Your objective =>
Go through the data below. Pull out every line that has the word "JSON".

Stored rows =>
-=-=-

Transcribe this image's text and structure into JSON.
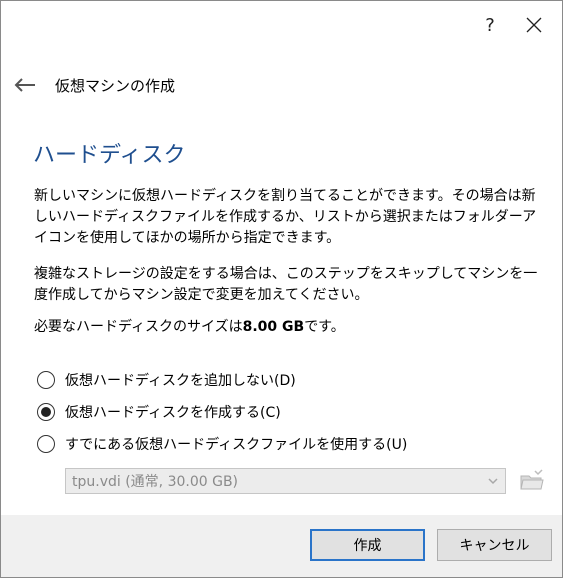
{
  "titlebar": {
    "help_label": "?"
  },
  "header": {
    "title": "仮想マシンの作成"
  },
  "page": {
    "heading": "ハードディスク"
  },
  "description": {
    "line1": "新しいマシンに仮想ハードディスクを割り当てることができます。その場合は新しいハードディスクファイルを作成するか、リストから選択またはフォルダーアイコンを使用してほかの場所から指定できます。",
    "line2": "複雑なストレージの設定をする場合は、このステップをスキップしてマシンを一度作成してからマシン設定で変更を加えてください。",
    "size_prefix": "必要なハードディスクのサイズは",
    "size_value": "8.00 GB",
    "size_suffix": "です。"
  },
  "options": [
    {
      "label": "仮想ハードディスクを追加しない(D)",
      "selected": false
    },
    {
      "label": "仮想ハードディスクを作成する(C)",
      "selected": true
    },
    {
      "label": "すでにある仮想ハードディスクファイルを使用する(U)",
      "selected": false
    }
  ],
  "existing_file": {
    "value": "tpu.vdi (通常, 30.00 GB)",
    "enabled": false
  },
  "buttons": {
    "create": "作成",
    "cancel": "キャンセル"
  },
  "colors": {
    "heading": "#1f4f8f",
    "default_button_border": "#2a74c9",
    "footer_bg": "#f0f0f0"
  }
}
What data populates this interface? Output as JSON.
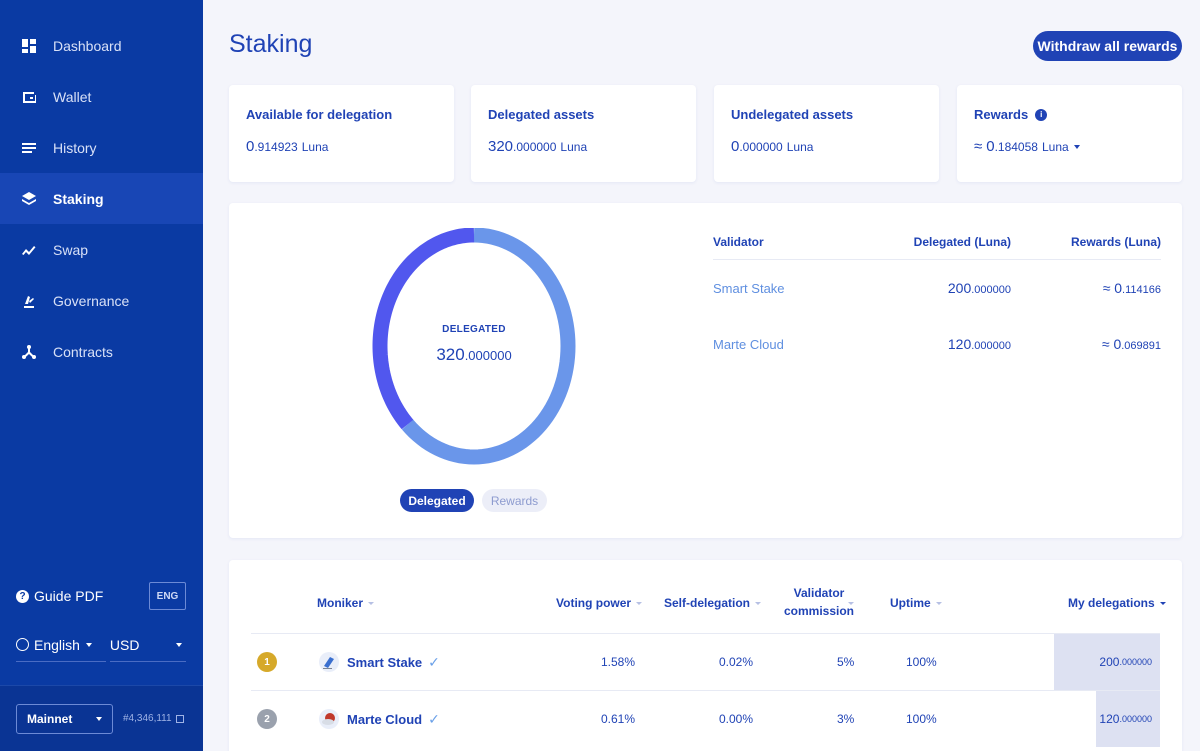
{
  "sidebar": {
    "items": [
      {
        "label": "Dashboard",
        "icon": "dashboard-icon"
      },
      {
        "label": "Wallet",
        "icon": "wallet-icon"
      },
      {
        "label": "History",
        "icon": "history-icon"
      },
      {
        "label": "Staking",
        "icon": "staking-icon",
        "active": true
      },
      {
        "label": "Swap",
        "icon": "swap-icon"
      },
      {
        "label": "Governance",
        "icon": "governance-icon"
      },
      {
        "label": "Contracts",
        "icon": "contracts-icon"
      }
    ],
    "guide_label": "Guide PDF",
    "guide_lang": "ENG",
    "language": "English",
    "currency": "USD",
    "network": "Mainnet",
    "block": "#4,346,111"
  },
  "header": {
    "title": "Staking",
    "withdraw_label": "Withdraw all rewards"
  },
  "stats": [
    {
      "label": "Available for delegation",
      "int": "0",
      "dec": ".914923",
      "unit": "Luna",
      "approx": ""
    },
    {
      "label": "Delegated assets",
      "int": "320",
      "dec": ".000000",
      "unit": "Luna",
      "approx": ""
    },
    {
      "label": "Undelegated assets",
      "int": "0",
      "dec": ".000000",
      "unit": "Luna",
      "approx": ""
    },
    {
      "label": "Rewards",
      "int": "0",
      "dec": ".184058",
      "unit": "Luna",
      "approx": "≈"
    }
  ],
  "chart": {
    "center_title": "DELEGATED",
    "center_int": "320",
    "center_dec": ".000000",
    "toggle_on": "Delegated",
    "toggle_off": "Rewards"
  },
  "chart_data": {
    "type": "pie",
    "categories": [
      "Smart Stake",
      "Marte Cloud"
    ],
    "values": [
      200,
      120
    ],
    "colors": [
      "#6a96ea",
      "#5157ee"
    ],
    "donut": true
  },
  "validators_summary": {
    "headers": [
      "Validator",
      "Delegated (Luna)",
      "Rewards (Luna)"
    ],
    "rows": [
      {
        "name": "Smart Stake",
        "del_int": "200",
        "del_dec": ".000000",
        "rew_int": "≈ 0",
        "rew_dec": ".114166"
      },
      {
        "name": "Marte Cloud",
        "del_int": "120",
        "del_dec": ".000000",
        "rew_int": "≈ 0",
        "rew_dec": ".069891"
      }
    ]
  },
  "validators_table": {
    "headers": {
      "moniker": "Moniker",
      "voting": "Voting power",
      "self": "Self-delegation",
      "commission_1": "Validator",
      "commission_2": "commission",
      "uptime": "Uptime",
      "mine": "My delegations"
    },
    "rows": [
      {
        "rank": "1",
        "rank_color": "#d6a92a",
        "name": "Smart Stake",
        "voting": "1.58%",
        "self": "0.02%",
        "commission": "5%",
        "uptime": "100%",
        "mine_int": "200",
        "mine_dec": ".000000",
        "mine_share": 1.0
      },
      {
        "rank": "2",
        "rank_color": "#9aa1ad",
        "name": "Marte Cloud",
        "voting": "0.61%",
        "self": "0.00%",
        "commission": "3%",
        "uptime": "100%",
        "mine_int": "120",
        "mine_dec": ".000000",
        "mine_share": 0.6
      }
    ]
  }
}
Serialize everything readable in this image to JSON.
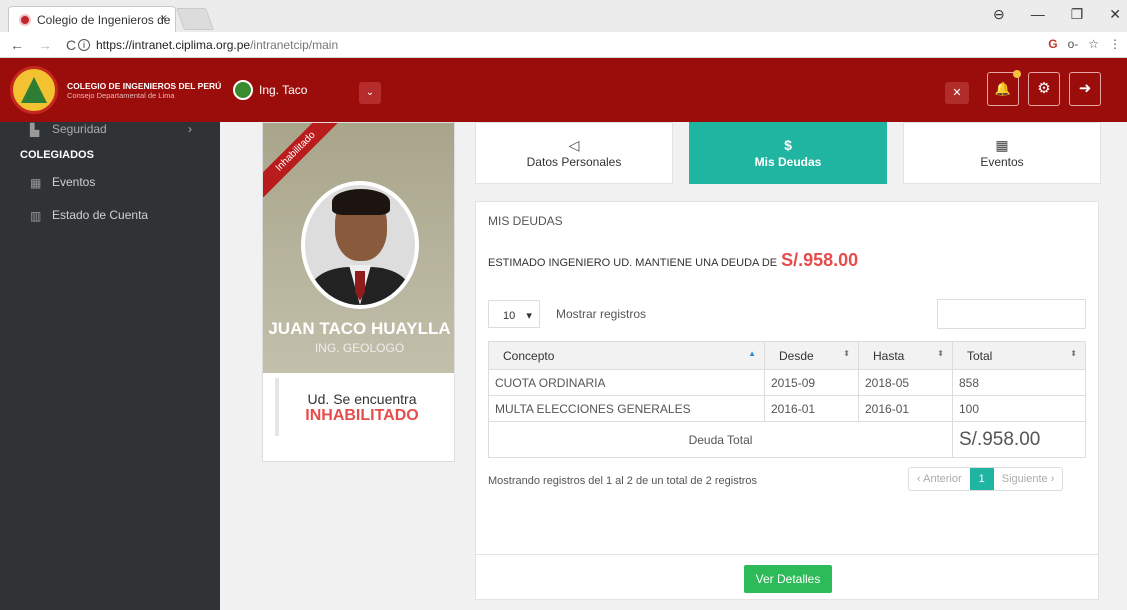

-=-=-

Solved problem =>
Transcribe this image's text and structure into JSON.
What data populates this interface? Output as JSON.
Serialize everything readable in this image to JSON.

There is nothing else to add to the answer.